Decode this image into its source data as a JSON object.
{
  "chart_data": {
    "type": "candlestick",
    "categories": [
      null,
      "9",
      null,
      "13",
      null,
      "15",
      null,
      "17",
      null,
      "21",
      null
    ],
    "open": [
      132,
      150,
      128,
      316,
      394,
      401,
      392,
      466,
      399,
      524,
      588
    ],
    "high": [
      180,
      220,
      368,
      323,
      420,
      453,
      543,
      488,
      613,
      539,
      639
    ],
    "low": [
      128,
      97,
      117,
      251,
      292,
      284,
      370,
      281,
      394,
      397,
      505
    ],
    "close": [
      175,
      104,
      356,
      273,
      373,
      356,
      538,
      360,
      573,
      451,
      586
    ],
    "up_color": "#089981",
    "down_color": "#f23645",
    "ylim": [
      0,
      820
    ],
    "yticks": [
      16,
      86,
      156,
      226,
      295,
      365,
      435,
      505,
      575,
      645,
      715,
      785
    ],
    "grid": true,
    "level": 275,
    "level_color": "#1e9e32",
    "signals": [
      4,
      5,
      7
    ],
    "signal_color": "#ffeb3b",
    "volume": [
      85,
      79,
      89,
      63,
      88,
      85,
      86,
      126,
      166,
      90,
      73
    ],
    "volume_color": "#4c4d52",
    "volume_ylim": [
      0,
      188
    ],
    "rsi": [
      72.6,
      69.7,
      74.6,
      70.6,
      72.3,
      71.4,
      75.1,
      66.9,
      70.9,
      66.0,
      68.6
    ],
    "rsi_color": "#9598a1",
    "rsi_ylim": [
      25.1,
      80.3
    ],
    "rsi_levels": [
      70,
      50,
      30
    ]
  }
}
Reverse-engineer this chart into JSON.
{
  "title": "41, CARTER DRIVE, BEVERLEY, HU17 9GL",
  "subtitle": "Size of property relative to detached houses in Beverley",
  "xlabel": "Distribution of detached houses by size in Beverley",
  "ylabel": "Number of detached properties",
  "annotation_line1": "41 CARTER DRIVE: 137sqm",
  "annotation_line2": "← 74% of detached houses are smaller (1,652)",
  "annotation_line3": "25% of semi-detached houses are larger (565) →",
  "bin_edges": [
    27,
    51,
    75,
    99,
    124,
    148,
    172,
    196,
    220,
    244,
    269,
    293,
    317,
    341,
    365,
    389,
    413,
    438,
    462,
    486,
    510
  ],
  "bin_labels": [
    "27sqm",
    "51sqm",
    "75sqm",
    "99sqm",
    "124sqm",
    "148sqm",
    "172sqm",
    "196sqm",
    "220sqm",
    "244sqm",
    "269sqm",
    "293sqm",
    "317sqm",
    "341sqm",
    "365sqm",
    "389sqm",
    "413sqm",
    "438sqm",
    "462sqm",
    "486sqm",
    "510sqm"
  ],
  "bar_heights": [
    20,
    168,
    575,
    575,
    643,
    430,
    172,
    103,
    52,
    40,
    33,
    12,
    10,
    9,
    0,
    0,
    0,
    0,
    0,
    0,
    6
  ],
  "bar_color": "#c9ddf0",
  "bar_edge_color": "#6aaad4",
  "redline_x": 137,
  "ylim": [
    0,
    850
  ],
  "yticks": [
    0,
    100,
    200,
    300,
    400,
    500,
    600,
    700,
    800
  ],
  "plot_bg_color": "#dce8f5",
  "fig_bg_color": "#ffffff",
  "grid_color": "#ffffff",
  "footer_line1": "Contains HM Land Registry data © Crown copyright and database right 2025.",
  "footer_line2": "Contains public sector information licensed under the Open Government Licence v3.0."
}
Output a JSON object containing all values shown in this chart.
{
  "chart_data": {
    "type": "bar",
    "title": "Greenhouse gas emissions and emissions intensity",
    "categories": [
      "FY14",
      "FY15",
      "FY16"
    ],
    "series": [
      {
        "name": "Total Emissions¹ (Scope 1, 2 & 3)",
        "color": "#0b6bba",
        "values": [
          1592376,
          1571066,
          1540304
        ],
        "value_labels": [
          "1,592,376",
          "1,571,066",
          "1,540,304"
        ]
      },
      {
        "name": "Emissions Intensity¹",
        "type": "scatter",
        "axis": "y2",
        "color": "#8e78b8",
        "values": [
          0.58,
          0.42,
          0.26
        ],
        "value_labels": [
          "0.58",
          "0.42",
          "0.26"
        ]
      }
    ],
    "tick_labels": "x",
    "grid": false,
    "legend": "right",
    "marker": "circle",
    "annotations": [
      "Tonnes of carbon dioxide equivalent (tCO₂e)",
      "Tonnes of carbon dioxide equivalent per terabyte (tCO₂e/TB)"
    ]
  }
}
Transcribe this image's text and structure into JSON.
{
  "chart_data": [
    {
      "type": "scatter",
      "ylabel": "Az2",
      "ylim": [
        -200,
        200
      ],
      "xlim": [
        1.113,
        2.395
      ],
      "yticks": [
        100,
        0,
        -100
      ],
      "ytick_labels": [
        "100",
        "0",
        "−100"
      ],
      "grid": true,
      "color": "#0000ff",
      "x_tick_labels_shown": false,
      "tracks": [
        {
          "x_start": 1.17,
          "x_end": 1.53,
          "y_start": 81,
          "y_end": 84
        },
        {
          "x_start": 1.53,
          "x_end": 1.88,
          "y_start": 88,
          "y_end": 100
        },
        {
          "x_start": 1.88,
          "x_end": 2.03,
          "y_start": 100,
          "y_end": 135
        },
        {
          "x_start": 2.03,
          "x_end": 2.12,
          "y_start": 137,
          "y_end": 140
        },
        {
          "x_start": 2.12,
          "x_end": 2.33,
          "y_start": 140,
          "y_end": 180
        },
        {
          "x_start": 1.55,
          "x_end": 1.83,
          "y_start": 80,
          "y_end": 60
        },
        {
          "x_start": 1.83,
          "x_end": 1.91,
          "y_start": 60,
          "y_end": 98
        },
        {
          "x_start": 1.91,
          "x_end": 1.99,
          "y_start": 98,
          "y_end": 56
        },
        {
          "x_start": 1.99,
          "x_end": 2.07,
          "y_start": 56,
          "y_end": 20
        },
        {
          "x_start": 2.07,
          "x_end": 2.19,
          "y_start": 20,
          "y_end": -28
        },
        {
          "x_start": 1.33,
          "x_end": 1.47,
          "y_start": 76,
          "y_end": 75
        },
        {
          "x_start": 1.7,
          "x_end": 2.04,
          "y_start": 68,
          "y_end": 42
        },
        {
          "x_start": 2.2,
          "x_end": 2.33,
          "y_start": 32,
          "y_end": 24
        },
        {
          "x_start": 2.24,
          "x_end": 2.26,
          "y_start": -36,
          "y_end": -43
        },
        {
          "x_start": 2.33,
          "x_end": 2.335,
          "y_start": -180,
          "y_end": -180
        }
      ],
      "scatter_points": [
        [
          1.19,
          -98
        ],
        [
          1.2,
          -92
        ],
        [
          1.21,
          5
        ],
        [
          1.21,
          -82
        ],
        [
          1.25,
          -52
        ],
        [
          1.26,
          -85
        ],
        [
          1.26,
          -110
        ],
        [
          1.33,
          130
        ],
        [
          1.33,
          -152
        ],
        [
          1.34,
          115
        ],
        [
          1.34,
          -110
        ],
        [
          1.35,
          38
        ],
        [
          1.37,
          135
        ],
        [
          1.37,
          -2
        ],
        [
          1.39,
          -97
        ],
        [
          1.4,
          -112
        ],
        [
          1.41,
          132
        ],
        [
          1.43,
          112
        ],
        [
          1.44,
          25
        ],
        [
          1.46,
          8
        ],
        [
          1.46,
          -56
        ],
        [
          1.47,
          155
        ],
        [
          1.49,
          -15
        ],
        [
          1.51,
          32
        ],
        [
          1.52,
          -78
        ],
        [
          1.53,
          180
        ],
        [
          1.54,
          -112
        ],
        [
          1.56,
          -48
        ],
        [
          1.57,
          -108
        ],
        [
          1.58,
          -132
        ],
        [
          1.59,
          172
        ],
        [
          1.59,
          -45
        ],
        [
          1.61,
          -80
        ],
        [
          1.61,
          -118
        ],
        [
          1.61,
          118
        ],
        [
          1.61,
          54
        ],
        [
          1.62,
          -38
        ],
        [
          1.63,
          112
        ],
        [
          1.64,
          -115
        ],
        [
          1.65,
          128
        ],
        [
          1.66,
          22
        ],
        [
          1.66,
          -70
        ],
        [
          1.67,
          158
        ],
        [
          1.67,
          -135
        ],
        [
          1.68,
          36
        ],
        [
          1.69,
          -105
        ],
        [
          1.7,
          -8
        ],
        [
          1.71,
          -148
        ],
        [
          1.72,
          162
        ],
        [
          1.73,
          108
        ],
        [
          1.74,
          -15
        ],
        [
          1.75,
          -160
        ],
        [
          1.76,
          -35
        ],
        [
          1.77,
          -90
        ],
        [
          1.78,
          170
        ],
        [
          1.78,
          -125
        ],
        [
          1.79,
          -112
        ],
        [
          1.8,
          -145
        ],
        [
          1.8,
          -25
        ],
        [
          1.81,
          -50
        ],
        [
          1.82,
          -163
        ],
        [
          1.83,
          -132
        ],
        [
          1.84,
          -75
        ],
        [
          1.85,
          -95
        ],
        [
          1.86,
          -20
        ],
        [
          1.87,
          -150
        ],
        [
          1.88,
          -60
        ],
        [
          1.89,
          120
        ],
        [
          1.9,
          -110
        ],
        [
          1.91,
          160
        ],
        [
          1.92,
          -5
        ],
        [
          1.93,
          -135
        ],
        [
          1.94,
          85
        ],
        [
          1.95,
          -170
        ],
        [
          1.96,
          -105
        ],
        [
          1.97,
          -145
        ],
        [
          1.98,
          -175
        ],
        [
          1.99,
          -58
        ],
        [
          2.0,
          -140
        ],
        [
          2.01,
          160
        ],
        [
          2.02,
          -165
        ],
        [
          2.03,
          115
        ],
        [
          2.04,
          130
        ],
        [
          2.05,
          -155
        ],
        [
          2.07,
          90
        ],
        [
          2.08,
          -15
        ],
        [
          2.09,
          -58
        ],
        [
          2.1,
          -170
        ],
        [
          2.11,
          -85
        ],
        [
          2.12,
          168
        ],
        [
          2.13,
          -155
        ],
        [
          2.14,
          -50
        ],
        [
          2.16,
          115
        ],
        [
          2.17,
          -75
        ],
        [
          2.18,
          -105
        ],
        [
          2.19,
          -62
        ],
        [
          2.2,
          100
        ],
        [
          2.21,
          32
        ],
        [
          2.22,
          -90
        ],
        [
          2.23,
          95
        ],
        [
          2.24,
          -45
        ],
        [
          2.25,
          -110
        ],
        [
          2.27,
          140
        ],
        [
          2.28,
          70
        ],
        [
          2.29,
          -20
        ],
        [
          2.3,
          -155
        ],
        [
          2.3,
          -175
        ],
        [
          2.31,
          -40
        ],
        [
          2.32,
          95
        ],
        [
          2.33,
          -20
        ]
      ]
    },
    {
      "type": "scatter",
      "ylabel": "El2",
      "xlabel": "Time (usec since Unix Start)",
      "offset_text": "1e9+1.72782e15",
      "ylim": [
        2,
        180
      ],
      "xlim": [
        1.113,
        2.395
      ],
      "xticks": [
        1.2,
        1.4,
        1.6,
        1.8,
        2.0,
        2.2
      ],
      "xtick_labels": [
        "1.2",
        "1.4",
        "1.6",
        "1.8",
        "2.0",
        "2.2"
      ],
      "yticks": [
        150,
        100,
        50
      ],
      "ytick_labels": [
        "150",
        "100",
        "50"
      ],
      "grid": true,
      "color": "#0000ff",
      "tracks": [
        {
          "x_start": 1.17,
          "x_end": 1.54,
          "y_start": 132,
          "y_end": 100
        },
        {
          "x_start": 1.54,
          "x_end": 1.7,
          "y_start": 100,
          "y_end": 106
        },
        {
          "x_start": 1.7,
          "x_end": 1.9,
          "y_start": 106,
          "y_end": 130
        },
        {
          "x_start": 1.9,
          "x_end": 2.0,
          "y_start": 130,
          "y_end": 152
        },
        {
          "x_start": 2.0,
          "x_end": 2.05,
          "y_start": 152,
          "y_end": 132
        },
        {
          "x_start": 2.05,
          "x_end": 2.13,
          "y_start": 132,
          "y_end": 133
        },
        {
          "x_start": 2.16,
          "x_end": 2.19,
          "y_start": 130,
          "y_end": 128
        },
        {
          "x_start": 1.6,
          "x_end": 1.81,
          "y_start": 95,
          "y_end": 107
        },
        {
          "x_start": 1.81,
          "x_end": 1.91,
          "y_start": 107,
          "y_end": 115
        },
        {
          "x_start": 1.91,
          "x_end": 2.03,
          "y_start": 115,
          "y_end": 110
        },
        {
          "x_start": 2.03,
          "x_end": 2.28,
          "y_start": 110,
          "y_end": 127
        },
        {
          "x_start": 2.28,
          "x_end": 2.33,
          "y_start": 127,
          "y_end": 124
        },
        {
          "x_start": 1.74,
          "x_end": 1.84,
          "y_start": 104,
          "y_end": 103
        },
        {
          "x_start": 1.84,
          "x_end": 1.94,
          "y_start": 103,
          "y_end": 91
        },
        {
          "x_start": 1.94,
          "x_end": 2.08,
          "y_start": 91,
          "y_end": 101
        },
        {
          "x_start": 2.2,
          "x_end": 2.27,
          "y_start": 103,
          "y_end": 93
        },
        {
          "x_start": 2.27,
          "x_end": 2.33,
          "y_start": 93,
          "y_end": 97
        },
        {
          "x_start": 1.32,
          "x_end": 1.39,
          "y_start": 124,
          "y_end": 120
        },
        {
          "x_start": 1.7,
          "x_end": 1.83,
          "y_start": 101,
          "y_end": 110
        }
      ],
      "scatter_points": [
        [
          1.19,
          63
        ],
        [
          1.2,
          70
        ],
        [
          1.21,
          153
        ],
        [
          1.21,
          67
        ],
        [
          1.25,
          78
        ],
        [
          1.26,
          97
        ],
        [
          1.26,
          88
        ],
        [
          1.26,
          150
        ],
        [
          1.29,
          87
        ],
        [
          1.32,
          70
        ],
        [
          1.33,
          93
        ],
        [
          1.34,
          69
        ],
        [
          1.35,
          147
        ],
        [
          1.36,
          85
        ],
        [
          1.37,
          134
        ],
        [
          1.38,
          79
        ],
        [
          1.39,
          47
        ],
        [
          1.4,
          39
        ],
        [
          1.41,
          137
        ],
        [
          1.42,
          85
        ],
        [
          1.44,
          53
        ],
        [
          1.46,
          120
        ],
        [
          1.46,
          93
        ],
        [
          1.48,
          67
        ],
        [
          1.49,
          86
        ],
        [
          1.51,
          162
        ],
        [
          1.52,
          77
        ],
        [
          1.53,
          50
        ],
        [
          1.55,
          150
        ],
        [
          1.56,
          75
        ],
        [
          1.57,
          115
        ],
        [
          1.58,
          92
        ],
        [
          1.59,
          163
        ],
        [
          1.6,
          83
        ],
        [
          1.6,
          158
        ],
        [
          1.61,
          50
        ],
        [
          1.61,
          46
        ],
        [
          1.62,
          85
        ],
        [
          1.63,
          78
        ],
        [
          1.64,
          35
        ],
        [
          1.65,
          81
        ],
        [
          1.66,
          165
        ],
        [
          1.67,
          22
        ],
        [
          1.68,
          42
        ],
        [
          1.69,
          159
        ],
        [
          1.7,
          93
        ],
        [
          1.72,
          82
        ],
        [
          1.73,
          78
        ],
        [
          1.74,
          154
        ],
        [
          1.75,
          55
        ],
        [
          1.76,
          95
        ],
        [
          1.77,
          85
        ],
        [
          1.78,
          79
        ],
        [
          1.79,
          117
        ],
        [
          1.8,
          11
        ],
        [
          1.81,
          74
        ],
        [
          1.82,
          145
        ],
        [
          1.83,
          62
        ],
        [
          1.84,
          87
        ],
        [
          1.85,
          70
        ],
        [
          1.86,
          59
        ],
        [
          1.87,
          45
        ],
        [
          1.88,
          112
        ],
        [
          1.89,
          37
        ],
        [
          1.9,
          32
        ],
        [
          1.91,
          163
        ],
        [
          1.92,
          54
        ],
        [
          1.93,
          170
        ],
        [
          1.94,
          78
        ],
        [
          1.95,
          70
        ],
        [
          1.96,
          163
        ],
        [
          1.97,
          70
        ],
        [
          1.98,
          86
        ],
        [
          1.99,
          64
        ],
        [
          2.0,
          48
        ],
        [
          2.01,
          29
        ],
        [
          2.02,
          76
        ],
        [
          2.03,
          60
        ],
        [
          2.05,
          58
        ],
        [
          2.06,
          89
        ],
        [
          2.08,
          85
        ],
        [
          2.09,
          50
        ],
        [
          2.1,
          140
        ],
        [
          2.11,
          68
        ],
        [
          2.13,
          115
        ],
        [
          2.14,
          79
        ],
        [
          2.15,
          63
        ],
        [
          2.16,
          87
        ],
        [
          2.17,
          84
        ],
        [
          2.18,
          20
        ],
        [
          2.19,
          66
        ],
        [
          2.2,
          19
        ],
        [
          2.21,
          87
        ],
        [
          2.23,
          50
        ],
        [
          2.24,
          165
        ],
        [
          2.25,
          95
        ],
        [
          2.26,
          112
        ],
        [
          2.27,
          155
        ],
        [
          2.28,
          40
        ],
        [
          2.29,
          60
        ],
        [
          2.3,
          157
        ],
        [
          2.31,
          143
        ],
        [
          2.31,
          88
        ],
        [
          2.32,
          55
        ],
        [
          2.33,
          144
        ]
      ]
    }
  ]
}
....
REQUIRED TASK
Read the entries above, then pull out the lines that include "this".

PROBLEM SOLUTION
Decode this image into its source data as a JSON object.
Reverse-engineer this chart into JSON.
Output a JSON object containing all values shown in this chart.
Transcribe this image's text and structure into JSON.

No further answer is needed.